----- INFORMATION SHOWN

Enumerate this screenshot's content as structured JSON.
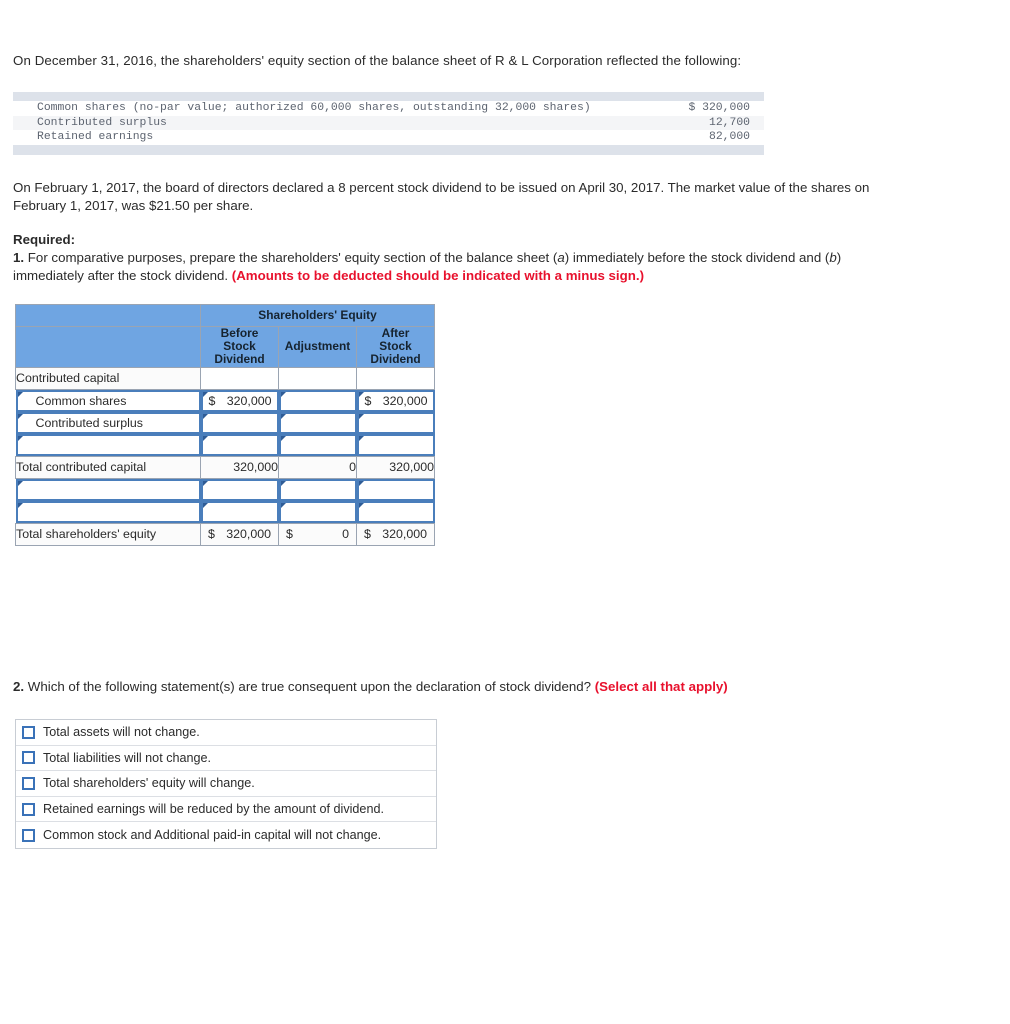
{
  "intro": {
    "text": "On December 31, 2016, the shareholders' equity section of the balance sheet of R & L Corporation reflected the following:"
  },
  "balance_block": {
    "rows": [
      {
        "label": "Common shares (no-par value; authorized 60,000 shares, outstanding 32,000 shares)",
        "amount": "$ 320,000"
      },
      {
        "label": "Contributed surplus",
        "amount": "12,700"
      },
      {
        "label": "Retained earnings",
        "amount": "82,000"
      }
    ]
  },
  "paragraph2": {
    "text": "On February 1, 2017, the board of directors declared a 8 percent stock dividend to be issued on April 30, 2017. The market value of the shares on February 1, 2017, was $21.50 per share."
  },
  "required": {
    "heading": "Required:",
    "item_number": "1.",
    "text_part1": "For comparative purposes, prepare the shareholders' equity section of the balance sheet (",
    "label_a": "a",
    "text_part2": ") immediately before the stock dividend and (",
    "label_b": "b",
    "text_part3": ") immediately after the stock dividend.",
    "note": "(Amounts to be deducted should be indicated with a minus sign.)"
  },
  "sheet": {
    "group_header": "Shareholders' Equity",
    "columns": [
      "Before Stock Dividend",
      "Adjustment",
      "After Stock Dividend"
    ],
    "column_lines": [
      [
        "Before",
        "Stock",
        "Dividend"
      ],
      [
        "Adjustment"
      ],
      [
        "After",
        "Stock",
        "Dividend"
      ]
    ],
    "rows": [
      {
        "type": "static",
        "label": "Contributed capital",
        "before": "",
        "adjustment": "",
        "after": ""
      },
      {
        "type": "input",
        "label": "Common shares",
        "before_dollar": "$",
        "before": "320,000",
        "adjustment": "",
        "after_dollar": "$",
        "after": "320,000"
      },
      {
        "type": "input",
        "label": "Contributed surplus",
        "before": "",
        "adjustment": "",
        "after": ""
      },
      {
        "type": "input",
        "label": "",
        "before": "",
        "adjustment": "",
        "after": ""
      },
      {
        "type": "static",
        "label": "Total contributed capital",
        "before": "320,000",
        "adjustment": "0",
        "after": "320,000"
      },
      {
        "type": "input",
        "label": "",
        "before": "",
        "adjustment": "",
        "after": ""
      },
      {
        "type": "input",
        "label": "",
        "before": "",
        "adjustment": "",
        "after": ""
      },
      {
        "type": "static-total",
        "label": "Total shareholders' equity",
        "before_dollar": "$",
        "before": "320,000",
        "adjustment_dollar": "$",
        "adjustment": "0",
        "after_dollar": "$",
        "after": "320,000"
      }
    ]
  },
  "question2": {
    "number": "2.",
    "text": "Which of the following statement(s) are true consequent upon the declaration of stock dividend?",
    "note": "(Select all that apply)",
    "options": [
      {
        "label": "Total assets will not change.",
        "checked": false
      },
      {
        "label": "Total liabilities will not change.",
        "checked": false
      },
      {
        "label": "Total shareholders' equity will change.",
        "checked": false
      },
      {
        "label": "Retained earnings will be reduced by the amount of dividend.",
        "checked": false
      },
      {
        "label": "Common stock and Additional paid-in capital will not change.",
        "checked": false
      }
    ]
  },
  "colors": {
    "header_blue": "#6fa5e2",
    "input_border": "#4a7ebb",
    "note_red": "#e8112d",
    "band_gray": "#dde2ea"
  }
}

----------

- **OBJECTIVE**
What is the number of lines in these records that contain "shares"? Reply with the number only.

- **OUTPUT OF THE EXERCISE**
3